start Provided data

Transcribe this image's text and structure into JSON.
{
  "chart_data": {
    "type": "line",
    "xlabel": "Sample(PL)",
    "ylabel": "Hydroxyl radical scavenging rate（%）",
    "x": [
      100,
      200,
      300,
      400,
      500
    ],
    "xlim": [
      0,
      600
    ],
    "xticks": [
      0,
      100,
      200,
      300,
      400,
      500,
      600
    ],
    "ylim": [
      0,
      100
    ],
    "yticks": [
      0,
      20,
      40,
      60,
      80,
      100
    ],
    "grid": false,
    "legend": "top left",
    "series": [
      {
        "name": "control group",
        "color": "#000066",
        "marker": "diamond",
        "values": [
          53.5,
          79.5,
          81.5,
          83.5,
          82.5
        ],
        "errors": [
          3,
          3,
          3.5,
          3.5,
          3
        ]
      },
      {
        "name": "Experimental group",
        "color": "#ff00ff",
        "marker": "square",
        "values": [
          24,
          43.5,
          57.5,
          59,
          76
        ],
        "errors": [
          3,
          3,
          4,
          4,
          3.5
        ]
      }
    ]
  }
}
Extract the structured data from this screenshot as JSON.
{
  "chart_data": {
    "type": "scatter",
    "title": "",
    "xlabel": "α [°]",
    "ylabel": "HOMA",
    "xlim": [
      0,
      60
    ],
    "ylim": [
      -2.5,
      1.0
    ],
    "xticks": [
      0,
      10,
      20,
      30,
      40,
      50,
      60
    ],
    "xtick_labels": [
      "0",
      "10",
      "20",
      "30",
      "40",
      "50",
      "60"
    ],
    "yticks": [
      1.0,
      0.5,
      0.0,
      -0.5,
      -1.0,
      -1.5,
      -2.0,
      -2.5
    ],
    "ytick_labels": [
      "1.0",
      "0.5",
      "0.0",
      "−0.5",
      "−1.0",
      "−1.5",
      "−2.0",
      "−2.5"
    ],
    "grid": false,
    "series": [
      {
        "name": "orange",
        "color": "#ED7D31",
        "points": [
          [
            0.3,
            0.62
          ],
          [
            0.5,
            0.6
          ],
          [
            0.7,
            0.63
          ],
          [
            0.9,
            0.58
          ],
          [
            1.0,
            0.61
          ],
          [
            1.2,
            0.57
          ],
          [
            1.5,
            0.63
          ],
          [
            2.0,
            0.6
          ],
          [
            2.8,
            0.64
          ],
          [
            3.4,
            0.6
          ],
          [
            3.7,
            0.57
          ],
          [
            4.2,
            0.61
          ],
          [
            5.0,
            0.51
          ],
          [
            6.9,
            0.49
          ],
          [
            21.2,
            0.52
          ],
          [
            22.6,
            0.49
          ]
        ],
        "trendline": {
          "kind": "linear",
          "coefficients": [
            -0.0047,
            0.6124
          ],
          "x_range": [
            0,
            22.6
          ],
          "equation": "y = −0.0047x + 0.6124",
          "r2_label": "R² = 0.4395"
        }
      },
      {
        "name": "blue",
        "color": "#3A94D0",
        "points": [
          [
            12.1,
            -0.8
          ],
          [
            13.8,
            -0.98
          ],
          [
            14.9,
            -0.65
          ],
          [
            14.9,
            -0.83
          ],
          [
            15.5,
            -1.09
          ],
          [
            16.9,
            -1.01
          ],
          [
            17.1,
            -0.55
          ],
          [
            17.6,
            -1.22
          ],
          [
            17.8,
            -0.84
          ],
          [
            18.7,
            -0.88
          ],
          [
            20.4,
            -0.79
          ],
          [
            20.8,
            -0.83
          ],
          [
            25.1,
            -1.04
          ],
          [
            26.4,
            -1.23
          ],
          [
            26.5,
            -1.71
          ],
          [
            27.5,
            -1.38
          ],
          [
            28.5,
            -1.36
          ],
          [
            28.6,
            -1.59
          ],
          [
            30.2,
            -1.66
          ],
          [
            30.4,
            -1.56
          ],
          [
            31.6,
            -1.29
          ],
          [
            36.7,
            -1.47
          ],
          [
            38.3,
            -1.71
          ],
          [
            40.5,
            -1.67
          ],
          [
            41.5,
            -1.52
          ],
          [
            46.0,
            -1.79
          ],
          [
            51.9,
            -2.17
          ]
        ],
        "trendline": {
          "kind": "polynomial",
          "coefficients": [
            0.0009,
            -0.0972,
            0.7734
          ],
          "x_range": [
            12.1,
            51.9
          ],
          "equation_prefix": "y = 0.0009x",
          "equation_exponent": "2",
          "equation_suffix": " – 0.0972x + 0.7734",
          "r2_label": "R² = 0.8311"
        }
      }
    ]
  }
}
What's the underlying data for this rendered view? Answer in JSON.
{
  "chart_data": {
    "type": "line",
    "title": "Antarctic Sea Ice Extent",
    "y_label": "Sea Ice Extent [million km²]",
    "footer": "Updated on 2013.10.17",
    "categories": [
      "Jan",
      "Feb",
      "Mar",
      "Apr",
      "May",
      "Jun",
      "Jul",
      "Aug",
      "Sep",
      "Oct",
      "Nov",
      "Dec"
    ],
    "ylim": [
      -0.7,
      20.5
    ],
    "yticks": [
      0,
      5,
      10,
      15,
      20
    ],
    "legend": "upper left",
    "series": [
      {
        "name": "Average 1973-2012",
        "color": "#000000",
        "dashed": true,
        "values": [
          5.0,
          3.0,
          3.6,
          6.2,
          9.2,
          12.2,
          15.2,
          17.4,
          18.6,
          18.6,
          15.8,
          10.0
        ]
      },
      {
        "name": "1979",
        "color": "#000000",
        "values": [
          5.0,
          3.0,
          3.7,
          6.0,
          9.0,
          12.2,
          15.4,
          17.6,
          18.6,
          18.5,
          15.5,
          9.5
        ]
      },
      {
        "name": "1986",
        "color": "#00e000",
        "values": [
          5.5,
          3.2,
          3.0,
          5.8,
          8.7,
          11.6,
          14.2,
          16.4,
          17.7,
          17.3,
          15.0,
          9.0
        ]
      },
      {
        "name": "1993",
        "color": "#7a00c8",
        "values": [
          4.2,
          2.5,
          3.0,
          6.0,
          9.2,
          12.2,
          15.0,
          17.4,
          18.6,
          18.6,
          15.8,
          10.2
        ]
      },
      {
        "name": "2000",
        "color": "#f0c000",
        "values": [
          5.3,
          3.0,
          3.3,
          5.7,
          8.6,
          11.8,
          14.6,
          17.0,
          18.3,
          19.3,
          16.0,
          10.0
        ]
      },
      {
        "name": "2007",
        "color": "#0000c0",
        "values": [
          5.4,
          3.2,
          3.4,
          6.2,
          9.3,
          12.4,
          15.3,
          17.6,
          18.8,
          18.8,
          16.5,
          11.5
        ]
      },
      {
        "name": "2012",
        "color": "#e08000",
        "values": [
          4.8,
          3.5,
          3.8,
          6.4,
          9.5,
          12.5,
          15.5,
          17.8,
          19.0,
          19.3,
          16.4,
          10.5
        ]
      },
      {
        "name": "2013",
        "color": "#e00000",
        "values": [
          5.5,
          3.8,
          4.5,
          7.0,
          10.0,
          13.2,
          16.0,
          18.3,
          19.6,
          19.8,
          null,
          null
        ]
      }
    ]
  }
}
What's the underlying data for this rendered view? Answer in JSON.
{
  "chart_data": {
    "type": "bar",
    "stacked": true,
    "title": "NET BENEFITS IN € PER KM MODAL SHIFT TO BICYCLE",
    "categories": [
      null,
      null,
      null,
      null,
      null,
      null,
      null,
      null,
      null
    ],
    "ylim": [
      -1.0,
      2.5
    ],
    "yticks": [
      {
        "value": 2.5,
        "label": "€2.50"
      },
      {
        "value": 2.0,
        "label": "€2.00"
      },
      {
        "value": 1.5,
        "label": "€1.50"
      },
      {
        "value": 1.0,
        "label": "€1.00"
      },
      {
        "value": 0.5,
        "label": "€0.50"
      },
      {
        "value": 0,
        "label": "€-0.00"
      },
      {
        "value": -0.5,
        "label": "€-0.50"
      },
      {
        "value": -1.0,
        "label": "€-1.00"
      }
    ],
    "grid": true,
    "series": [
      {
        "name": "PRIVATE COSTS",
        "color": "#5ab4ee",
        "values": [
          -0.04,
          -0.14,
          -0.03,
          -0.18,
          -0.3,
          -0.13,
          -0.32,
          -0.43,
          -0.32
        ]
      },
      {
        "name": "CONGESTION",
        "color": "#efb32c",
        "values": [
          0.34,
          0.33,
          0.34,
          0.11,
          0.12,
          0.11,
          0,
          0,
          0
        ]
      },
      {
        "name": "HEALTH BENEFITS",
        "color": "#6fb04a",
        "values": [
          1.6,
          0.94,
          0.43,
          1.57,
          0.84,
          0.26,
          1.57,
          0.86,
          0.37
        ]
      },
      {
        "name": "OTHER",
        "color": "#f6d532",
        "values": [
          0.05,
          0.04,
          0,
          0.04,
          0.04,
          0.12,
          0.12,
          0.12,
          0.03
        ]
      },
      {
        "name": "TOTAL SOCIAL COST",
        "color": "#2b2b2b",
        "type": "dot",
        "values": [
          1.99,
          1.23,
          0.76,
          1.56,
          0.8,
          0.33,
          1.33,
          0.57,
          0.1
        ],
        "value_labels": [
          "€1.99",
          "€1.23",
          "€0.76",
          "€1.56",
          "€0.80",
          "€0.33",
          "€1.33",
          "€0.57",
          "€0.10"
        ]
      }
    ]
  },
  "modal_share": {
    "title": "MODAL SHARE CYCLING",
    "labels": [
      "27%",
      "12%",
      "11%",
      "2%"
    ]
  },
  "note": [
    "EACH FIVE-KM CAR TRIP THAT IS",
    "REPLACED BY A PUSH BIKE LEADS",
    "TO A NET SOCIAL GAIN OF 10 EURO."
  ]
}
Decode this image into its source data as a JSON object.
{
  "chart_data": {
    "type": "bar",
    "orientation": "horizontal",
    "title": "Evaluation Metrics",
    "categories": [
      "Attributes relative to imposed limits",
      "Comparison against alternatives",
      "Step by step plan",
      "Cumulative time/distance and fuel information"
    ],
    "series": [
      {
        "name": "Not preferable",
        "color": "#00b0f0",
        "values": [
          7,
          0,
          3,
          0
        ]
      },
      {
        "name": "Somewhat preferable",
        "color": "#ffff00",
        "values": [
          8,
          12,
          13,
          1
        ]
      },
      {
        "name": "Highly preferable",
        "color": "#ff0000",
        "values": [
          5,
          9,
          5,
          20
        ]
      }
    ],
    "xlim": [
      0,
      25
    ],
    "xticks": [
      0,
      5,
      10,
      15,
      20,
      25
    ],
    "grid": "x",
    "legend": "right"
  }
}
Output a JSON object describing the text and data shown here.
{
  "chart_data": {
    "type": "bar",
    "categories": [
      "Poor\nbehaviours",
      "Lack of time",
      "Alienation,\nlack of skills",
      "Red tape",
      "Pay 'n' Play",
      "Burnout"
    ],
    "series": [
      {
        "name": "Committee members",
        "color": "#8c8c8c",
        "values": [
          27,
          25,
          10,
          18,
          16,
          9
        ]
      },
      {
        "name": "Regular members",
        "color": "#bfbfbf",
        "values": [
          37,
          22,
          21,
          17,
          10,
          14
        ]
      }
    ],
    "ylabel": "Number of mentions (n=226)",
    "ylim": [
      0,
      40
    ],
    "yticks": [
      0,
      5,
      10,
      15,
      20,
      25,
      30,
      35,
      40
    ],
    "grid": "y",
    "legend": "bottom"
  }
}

end Provided data

**Aim of the task:** Isolate each line of the listing above that includes "object". Copy it.

**Solution to this task:**
Decode this image into its source data as a JSON object.
Output a JSON object describing the text and data shown here.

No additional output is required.